### [WHAT IS ASKED]
Your task is to quote the material that follows, in full and exactly.

[Data records]
>>>>>

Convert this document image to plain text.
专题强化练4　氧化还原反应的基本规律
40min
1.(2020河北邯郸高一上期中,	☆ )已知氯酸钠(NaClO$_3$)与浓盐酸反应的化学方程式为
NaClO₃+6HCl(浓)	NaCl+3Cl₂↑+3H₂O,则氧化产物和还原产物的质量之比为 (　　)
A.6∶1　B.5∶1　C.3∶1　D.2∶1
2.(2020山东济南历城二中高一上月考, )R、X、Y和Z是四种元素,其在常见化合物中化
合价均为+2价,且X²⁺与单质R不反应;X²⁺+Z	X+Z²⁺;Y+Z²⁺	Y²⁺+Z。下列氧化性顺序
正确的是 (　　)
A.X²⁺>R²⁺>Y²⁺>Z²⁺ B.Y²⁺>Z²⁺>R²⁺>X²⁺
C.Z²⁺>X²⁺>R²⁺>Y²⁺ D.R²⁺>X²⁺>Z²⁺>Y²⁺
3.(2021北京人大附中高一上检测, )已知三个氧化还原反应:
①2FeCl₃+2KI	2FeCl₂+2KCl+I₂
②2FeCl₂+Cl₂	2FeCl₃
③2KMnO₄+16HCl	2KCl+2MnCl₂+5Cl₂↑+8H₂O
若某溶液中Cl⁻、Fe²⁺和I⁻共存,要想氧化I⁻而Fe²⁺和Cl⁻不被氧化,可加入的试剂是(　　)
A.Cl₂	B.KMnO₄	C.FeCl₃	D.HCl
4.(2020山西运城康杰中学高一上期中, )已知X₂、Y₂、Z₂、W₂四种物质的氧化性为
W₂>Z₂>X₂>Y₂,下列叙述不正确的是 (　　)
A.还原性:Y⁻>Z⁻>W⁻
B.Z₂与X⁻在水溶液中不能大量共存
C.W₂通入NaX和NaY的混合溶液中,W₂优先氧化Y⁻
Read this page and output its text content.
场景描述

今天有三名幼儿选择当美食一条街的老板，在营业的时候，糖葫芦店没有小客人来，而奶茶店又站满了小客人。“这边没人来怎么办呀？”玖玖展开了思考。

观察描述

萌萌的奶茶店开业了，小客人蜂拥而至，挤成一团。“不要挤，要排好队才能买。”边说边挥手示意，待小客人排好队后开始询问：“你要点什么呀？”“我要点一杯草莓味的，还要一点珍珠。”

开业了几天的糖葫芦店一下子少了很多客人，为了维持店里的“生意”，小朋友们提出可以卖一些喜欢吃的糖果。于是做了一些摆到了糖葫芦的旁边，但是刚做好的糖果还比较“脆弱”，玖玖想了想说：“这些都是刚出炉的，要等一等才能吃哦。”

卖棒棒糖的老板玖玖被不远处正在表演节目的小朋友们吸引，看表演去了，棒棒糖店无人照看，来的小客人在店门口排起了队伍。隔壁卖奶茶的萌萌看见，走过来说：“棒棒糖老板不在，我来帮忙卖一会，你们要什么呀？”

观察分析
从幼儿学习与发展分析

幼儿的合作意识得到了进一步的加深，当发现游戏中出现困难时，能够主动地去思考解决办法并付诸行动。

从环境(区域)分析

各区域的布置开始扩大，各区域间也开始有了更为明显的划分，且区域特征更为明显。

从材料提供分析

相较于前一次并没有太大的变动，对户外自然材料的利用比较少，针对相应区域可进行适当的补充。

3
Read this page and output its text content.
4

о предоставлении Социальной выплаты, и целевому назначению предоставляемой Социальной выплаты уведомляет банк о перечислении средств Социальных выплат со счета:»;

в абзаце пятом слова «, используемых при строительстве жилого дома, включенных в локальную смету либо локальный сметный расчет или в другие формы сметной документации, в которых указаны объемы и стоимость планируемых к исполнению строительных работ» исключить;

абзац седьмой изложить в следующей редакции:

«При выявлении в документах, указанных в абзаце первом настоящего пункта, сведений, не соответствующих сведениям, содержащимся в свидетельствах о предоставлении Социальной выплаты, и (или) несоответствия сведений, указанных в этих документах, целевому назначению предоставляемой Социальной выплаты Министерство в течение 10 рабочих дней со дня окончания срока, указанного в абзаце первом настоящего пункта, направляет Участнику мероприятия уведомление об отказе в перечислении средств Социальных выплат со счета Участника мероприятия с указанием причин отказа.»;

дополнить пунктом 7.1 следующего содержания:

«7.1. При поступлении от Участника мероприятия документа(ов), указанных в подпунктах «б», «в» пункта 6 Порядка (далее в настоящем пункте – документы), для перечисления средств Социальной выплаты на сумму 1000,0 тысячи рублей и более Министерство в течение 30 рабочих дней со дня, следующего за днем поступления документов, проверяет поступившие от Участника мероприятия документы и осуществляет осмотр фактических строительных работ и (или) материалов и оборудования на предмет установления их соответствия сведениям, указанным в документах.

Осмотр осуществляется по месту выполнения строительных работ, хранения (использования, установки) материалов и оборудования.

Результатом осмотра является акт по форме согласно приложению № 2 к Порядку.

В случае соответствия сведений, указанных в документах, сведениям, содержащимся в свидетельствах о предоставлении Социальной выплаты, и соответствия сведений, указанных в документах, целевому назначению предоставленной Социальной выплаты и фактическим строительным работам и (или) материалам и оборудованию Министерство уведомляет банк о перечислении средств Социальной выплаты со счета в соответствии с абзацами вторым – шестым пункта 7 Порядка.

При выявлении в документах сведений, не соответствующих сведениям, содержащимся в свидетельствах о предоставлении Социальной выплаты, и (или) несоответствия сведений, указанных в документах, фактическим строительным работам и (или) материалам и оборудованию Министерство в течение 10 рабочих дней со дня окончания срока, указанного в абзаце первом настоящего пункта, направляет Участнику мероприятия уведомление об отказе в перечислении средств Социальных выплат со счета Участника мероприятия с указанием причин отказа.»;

<<<<<

### [CORRECT RESPONSE]
Convert this document image to plain text.
专题强化练4　氧化还原反应的基本规律
40min
1.(2020河北邯郸高一上期中,	☆ )已知氯酸钠(NaClO$_3$)与浓盐酸反应的化学方程式为
NaClO₃+6HCl(浓)	NaCl+3Cl₂↑+3H₂O,则氧化产物和还原产物的质量之比为 (　　)
A.6∶1　B.5∶1　C.3∶1　D.2∶1
2.(2020山东济南历城二中高一上月考, )R、X、Y和Z是四种元素,其在常见化合物中化
合价均为+2价,且X²⁺与单质R不反应;X²⁺+Z	X+Z²⁺;Y+Z²⁺	Y²⁺+Z。下列氧化性顺序
正确的是 (　　)
A.X²⁺>R²⁺>Y²⁺>Z²⁺ B.Y²⁺>Z²⁺>R²⁺>X²⁺
C.Z²⁺>X²⁺>R²⁺>Y²⁺ D.R²⁺>X²⁺>Z²⁺>Y²⁺
3.(2021北京人大附中高一上检测, )已知三个氧化还原反应:
①2FeCl₃+2KI	2FeCl₂+2KCl+I₂
②2FeCl₂+Cl₂	2FeCl₃
③2KMnO₄+16HCl	2KCl+2MnCl₂+5Cl₂↑+8H₂O
若某溶液中Cl⁻、Fe²⁺和I⁻共存,要想氧化I⁻而Fe²⁺和Cl⁻不被氧化,可加入的试剂是(　　)
A.Cl₂	B.KMnO₄	C.FeCl₃	D.HCl
4.(2020山西运城康杰中学高一上期中, )已知X₂、Y₂、Z₂、W₂四种物质的氧化性为
W₂>Z₂>X₂>Y₂,下列叙述不正确的是 (　　)
A.还原性:Y⁻>Z⁻>W⁻
B.Z₂与X⁻在水溶液中不能大量共存
C.W₂通入NaX和NaY的混合溶液中,W₂优先氧化Y⁻
Read this page and output its text content.
场景描述

今天有三名幼儿选择当美食一条街的老板，在营业的时候，糖葫芦店没有小客人来，而奶茶店又站满了小客人。“这边没人来怎么办呀？”玖玖展开了思考。

观察描述

萌萌的奶茶店开业了，小客人蜂拥而至，挤成一团。“不要挤，要排好队才能买。”边说边挥手示意，待小客人排好队后开始询问：“你要点什么呀？”“我要点一杯草莓味的，还要一点珍珠。”

开业了几天的糖葫芦店一下子少了很多客人，为了维持店里的“生意”，小朋友们提出可以卖一些喜欢吃的糖果。于是做了一些摆到了糖葫芦的旁边，但是刚做好的糖果还比较“脆弱”，玖玖想了想说：“这些都是刚出炉的，要等一等才能吃哦。”

卖棒棒糖的老板玖玖被不远处正在表演节目的小朋友们吸引，看表演去了，棒棒糖店无人照看，来的小客人在店门口排起了队伍。隔壁卖奶茶的萌萌看见，走过来说：“棒棒糖老板不在，我来帮忙卖一会，你们要什么呀？”

观察分析
从幼儿学习与发展分析

幼儿的合作意识得到了进一步的加深，当发现游戏中出现困难时，能够主动地去思考解决办法并付诸行动。

从环境(区域)分析

各区域的布置开始扩大，各区域间也开始有了更为明显的划分，且区域特征更为明显。

从材料提供分析

相较于前一次并没有太大的变动，对户外自然材料的利用比较少，针对相应区域可进行适当的补充。

3
Read this page and output its text content.
4

о предоставлении Социальной выплаты, и целевому назначению предоставляемой Социальной выплаты уведомляет банк о перечислении средств Социальных выплат со счета:»;

в абзаце пятом слова «, используемых при строительстве жилого дома, включенных в локальную смету либо локальный сметный расчет или в другие формы сметной документации, в которых указаны объемы и стоимость планируемых к исполнению строительных работ» исключить;

абзац седьмой изложить в следующей редакции:

«При выявлении в документах, указанных в абзаце первом настоящего пункта, сведений, не соответствующих сведениям, содержащимся в свидетельствах о предоставлении Социальной выплаты, и (или) несоответствия сведений, указанных в этих документах, целевому назначению предоставляемой Социальной выплаты Министерство в течение 10 рабочих дней со дня окончания срока, указанного в абзаце первом настоящего пункта, направляет Участнику мероприятия уведомление об отказе в перечислении средств Социальных выплат со счета Участника мероприятия с указанием причин отказа.»;

дополнить пунктом 7.1 следующего содержания:

«7.1. При поступлении от Участника мероприятия документа(ов), указанных в подпунктах «б», «в» пункта 6 Порядка (далее в настоящем пункте – документы), для перечисления средств Социальной выплаты на сумму 1000,0 тысячи рублей и более Министерство в течение 30 рабочих дней со дня, следующего за днем поступления документов, проверяет поступившие от Участника мероприятия документы и осуществляет осмотр фактических строительных работ и (или) материалов и оборудования на предмет установления их соответствия сведениям, указанным в документах.

Осмотр осуществляется по месту выполнения строительных работ, хранения (использования, установки) материалов и оборудования.

Результатом осмотра является акт по форме согласно приложению № 2 к Порядку.

В случае соответствия сведений, указанных в документах, сведениям, содержащимся в свидетельствах о предоставлении Социальной выплаты, и соответствия сведений, указанных в документах, целевому назначению предоставленной Социальной выплаты и фактическим строительным работам и (или) материалам и оборудованию Министерство уведомляет банк о перечислении средств Социальной выплаты со счета в соответствии с абзацами вторым – шестым пункта 7 Порядка.

При выявлении в документах сведений, не соответствующих сведениям, содержащимся в свидетельствах о предоставлении Социальной выплаты, и (или) несоответствия сведений, указанных в документах, фактическим строительным работам и (или) материалам и оборудованию Министерство в течение 10 рабочих дней со дня окончания срока, указанного в абзаце первом настоящего пункта, направляет Участнику мероприятия уведомление об отказе в перечислении средств Социальных выплат со счета Участника мероприятия с указанием причин отказа.»;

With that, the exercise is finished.